§ Goal:
Select all lines with the string "label" in them, and copy those lines.

§ Collected data entries:
▽

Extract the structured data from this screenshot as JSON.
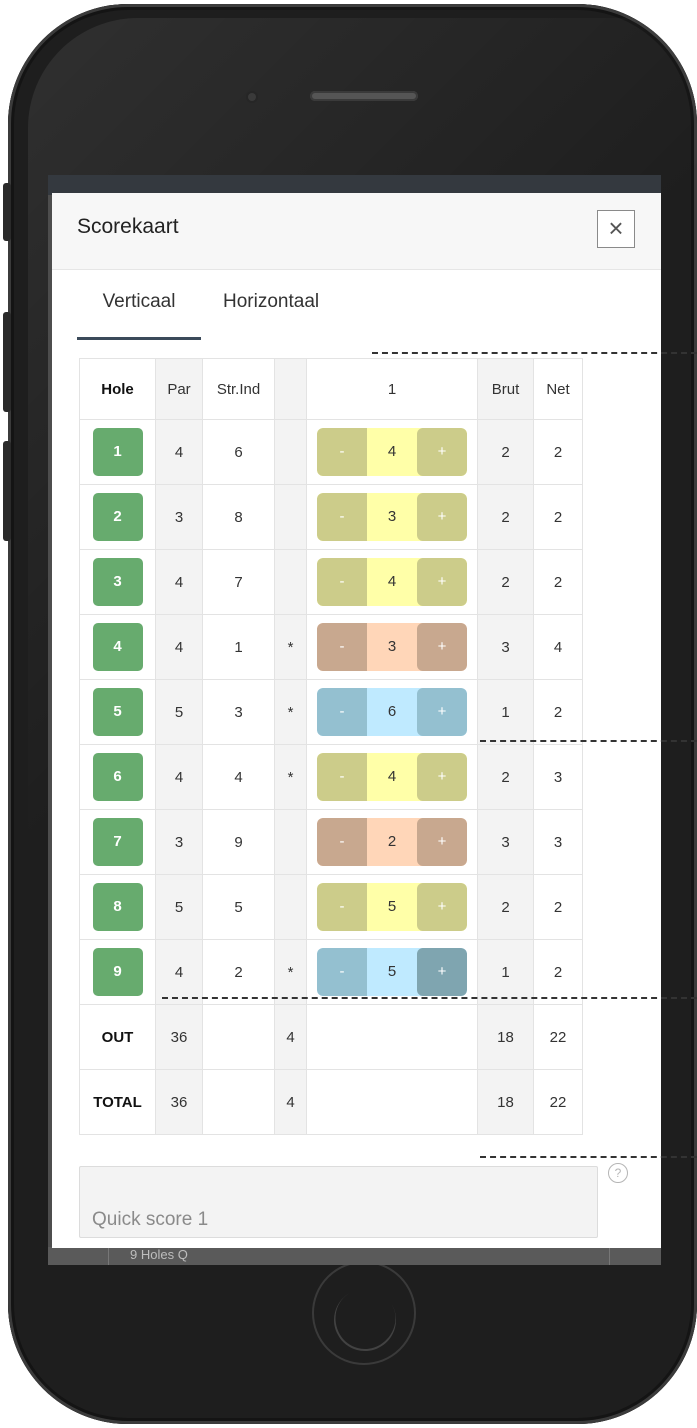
{
  "modal": {
    "title": "Scorekaart",
    "close_icon": "close-icon"
  },
  "tabs": [
    {
      "label": "Verticaal",
      "active": true
    },
    {
      "label": "Horizontaal",
      "active": false
    }
  ],
  "table": {
    "headers": {
      "hole": "Hole",
      "par": "Par",
      "stroke_index": "Str.Ind",
      "star": "",
      "player": "1",
      "brut": "Brut",
      "net": "Net"
    },
    "rows": [
      {
        "hole": "1",
        "par": "4",
        "si": "6",
        "star": "",
        "minus": "-",
        "score": "4",
        "plus": "+",
        "brut": "2",
        "net": "2",
        "theme": "par"
      },
      {
        "hole": "2",
        "par": "3",
        "si": "8",
        "star": "",
        "minus": "-",
        "score": "3",
        "plus": "+",
        "brut": "2",
        "net": "2",
        "theme": "par"
      },
      {
        "hole": "3",
        "par": "4",
        "si": "7",
        "star": "",
        "minus": "-",
        "score": "4",
        "plus": "+",
        "brut": "2",
        "net": "2",
        "theme": "par"
      },
      {
        "hole": "4",
        "par": "4",
        "si": "1",
        "star": "*",
        "minus": "-",
        "score": "3",
        "plus": "+",
        "brut": "3",
        "net": "4",
        "theme": "under"
      },
      {
        "hole": "5",
        "par": "5",
        "si": "3",
        "star": "*",
        "minus": "-",
        "score": "6",
        "plus": "+",
        "brut": "1",
        "net": "2",
        "theme": "over"
      },
      {
        "hole": "6",
        "par": "4",
        "si": "4",
        "star": "*",
        "minus": "-",
        "score": "4",
        "plus": "+",
        "brut": "2",
        "net": "3",
        "theme": "par"
      },
      {
        "hole": "7",
        "par": "3",
        "si": "9",
        "star": "",
        "minus": "-",
        "score": "2",
        "plus": "+",
        "brut": "3",
        "net": "3",
        "theme": "under"
      },
      {
        "hole": "8",
        "par": "5",
        "si": "5",
        "star": "",
        "minus": "-",
        "score": "5",
        "plus": "+",
        "brut": "2",
        "net": "2",
        "theme": "par"
      },
      {
        "hole": "9",
        "par": "4",
        "si": "2",
        "star": "*",
        "minus": "-",
        "score": "5",
        "plus": "+",
        "brut": "1",
        "net": "2",
        "theme": "over-active"
      }
    ],
    "totals": [
      {
        "label": "OUT",
        "par": "36",
        "star": "4",
        "brut": "18",
        "net": "22"
      },
      {
        "label": "TOTAL",
        "par": "36",
        "star": "4",
        "brut": "18",
        "net": "22"
      }
    ]
  },
  "quick_score": {
    "placeholder": "Quick score 1",
    "help_icon": "question-circle-icon",
    "help_glyph": "?"
  },
  "background": {
    "partial_text": "9 Holes Q"
  },
  "colors": {
    "hole_green": "#67ab6e",
    "par_btn": "#cccc8a",
    "par_bg": "#ffffa8",
    "under_btn": "#c8a88f",
    "under_bg": "#ffd6b8",
    "over_btn": "#94c0d0",
    "over_bg": "#bfeaff",
    "over_active_btn": "#7fa5b0"
  }
}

△

§ Task result:
      "label": "Verticaal",
      "label": "Horizontaal",
        "label": "OUT",
        "label": "TOTAL",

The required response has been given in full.